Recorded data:
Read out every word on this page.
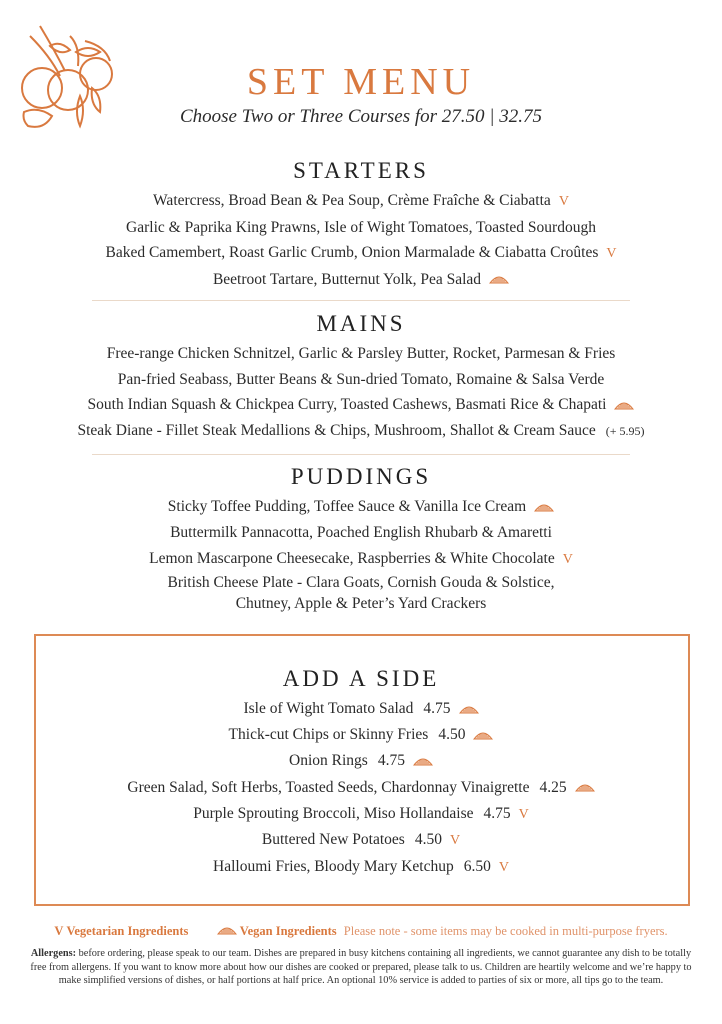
SET MENU
Choose Two or Three Courses for 27.50 | 32.75
STARTERS
Watercress, Broad Bean & Pea Soup, Crème Fraîche & Ciabatta V
Garlic & Paprika King Prawns, Isle of Wight Tomatoes, Toasted Sourdough
Baked Camembert, Roast Garlic Crumb, Onion Marmalade & Ciabatta Croûtes V
Beetroot Tartare, Butternut Yolk, Pea Salad
MAINS
Free-range Chicken Schnitzel, Garlic & Parsley Butter, Rocket, Parmesan & Fries
Pan-fried Seabass, Butter Beans & Sun-dried Tomato, Romaine & Salsa Verde
South Indian Squash & Chickpea Curry, Toasted Cashews, Basmati Rice & Chapati
Steak Diane - Fillet Steak Medallions & Chips, Mushroom, Shallot & Cream Sauce (+ 5.95)
PUDDINGS
Sticky Toffee Pudding, Toffee Sauce & Vanilla Ice Cream
Buttermilk Pannacotta, Poached English Rhubarb & Amaretti
Lemon Mascarpone Cheesecake, Raspberries & White Chocolate V
British Cheese Plate - Clara Goats, Cornish Gouda & Solstice,
Chutney, Apple & Peter’s Yard Crackers
ADD A SIDE
Isle of Wight Tomato Salad 4.75
Thick-cut Chips or Skinny Fries 4.50
Onion Rings 4.75
Green Salad, Soft Herbs, Toasted Seeds, Chardonnay Vinaigrette 4.25
Purple Sprouting Broccoli, Miso Hollandaise 4.75 V
Buttered New Potatoes 4.50 V
Halloumi Fries, Bloody Mary Ketchup 6.50 V
V Vegetarian Ingredients	Vegan Ingredients Please note - some items may be cooked in multi-purpose fryers.
Allergens: before ordering, please speak to our team. Dishes are prepared in busy kitchens containing all ingredients, we cannot guarantee any dish to be totally free from allergens. If you want to know more about how our dishes are cooked or prepared, please talk to us. Children are heartily welcome and we’re happy to make simplified versions of dishes, or half portions at half price. An optional 10% service is added to parties of six or more, all tips go to the team.
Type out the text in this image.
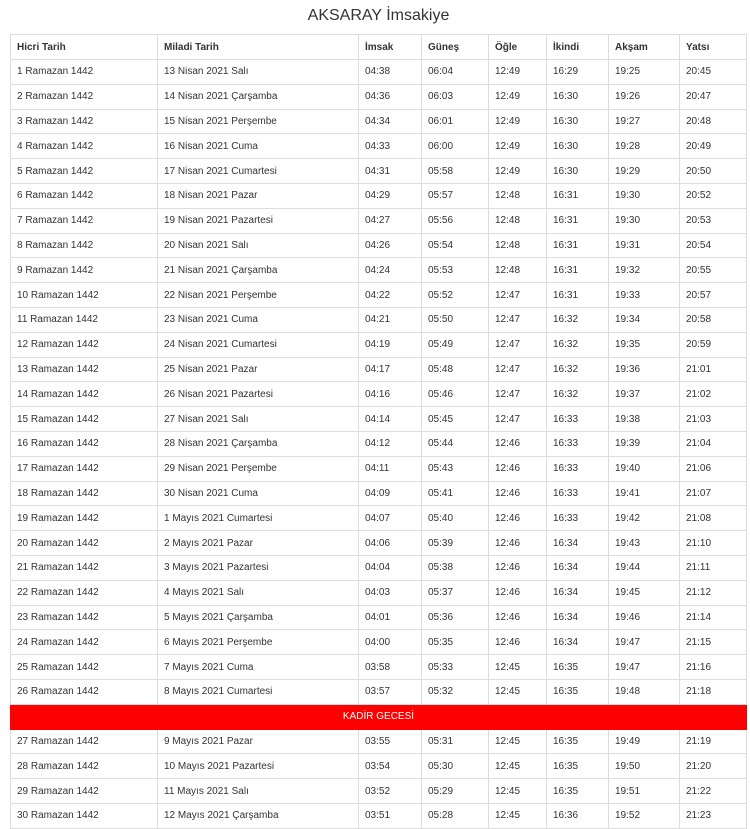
AKSARAY İmsakiye
Hicri Tarih	Miladi Tarih	İmsak	Güneş	Öğle	İkindi	Akşam	Yatsı
1 Ramazan 1442	13 Nisan 2021 Salı	04:38	06:04	12:49	16:29	19:25	20:45
2 Ramazan 1442	14 Nisan 2021 Çarşamba	04:36	06:03	12:49	16:30	19:26	20:47
3 Ramazan 1442	15 Nisan 2021 Perşembe	04:34	06:01	12:49	16:30	19:27	20:48
4 Ramazan 1442	16 Nisan 2021 Cuma	04:33	06:00	12:49	16:30	19:28	20:49
5 Ramazan 1442	17 Nisan 2021 Cumartesi	04:31	05:58	12:49	16:30	19:29	20:50
6 Ramazan 1442	18 Nisan 2021 Pazar	04:29	05:57	12:48	16:31	19:30	20:52
7 Ramazan 1442	19 Nisan 2021 Pazartesi	04:27	05:56	12:48	16:31	19:30	20:53
8 Ramazan 1442	20 Nisan 2021 Salı	04:26	05:54	12:48	16:31	19:31	20:54
9 Ramazan 1442	21 Nisan 2021 Çarşamba	04:24	05:53	12:48	16:31	19:32	20:55
10 Ramazan 1442	22 Nisan 2021 Perşembe	04:22	05:52	12:47	16:31	19:33	20:57
11 Ramazan 1442	23 Nisan 2021 Cuma	04:21	05:50	12:47	16:32	19:34	20:58
12 Ramazan 1442	24 Nisan 2021 Cumartesi	04:19	05:49	12:47	16:32	19:35	20:59
13 Ramazan 1442	25 Nisan 2021 Pazar	04:17	05:48	12:47	16:32	19:36	21:01
14 Ramazan 1442	26 Nisan 2021 Pazartesi	04:16	05:46	12:47	16:32	19:37	21:02
15 Ramazan 1442	27 Nisan 2021 Salı	04:14	05:45	12:47	16:33	19:38	21:03
16 Ramazan 1442	28 Nisan 2021 Çarşamba	04:12	05:44	12:46	16:33	19:39	21:04
17 Ramazan 1442	29 Nisan 2021 Perşembe	04:11	05:43	12:46	16:33	19:40	21:06
18 Ramazan 1442	30 Nisan 2021 Cuma	04:09	05:41	12:46	16:33	19:41	21:07
19 Ramazan 1442	1 Mayıs 2021 Cumartesi	04:07	05:40	12:46	16:33	19:42	21:08
20 Ramazan 1442	2 Mayıs 2021 Pazar	04:06	05:39	12:46	16:34	19:43	21:10
21 Ramazan 1442	3 Mayıs 2021 Pazartesi	04:04	05:38	12:46	16:34	19:44	21:11
22 Ramazan 1442	4 Mayıs 2021 Salı	04:03	05:37	12:46	16:34	19:45	21:12
23 Ramazan 1442	5 Mayıs 2021 Çarşamba	04:01	05:36	12:46	16:34	19:46	21:14
24 Ramazan 1442	6 Mayıs 2021 Perşembe	04:00	05:35	12:46	16:34	19:47	21:15
25 Ramazan 1442	7 Mayıs 2021 Cuma	03:58	05:33	12:45	16:35	19:47	21:16
26 Ramazan 1442	8 Mayıs 2021 Cumartesi	03:57	05:32	12:45	16:35	19:48	21:18
KADİR GECESİ							
27 Ramazan 1442	9 Mayıs 2021 Pazar	03:55	05:31	12:45	16:35	19:49	21:19
28 Ramazan 1442	10 Mayıs 2021 Pazartesi	03:54	05:30	12:45	16:35	19:50	21:20
29 Ramazan 1442	11 Mayıs 2021 Salı	03:52	05:29	12:45	16:35	19:51	21:22
30 Ramazan 1442	12 Mayıs 2021 Çarşamba	03:51	05:28	12:45	16:36	19:52	21:23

- _Stated exercise_: Above are the records; copy every line in them that holds the word "Mayıs".

- _Exercise solution_:
19 Ramazan 1442	1 Mayıs 2021 Cumartesi	04:07	05:40	12:46	16:33	19:42	21:08
20 Ramazan 1442	2 Mayıs 2021 Pazar	04:06	05:39	12:46	16:34	19:43	21:10
21 Ramazan 1442	3 Mayıs 2021 Pazartesi	04:04	05:38	12:46	16:34	19:44	21:11
22 Ramazan 1442	4 Mayıs 2021 Salı	04:03	05:37	12:46	16:34	19:45	21:12
23 Ramazan 1442	5 Mayıs 2021 Çarşamba	04:01	05:36	12:46	16:34	19:46	21:14
24 Ramazan 1442	6 Mayıs 2021 Perşembe	04:00	05:35	12:46	16:34	19:47	21:15
25 Ramazan 1442	7 Mayıs 2021 Cuma	03:58	05:33	12:45	16:35	19:47	21:16
26 Ramazan 1442	8 Mayıs 2021 Cumartesi	03:57	05:32	12:45	16:35	19:48	21:18
27 Ramazan 1442	9 Mayıs 2021 Pazar	03:55	05:31	12:45	16:35	19:49	21:19
28 Ramazan 1442	10 Mayıs 2021 Pazartesi	03:54	05:30	12:45	16:35	19:50	21:20
29 Ramazan 1442	11 Mayıs 2021 Salı	03:52	05:29	12:45	16:35	19:51	21:22
30 Ramazan 1442	12 Mayıs 2021 Çarşamba	03:51	05:28	12:45	16:36	19:52	21:23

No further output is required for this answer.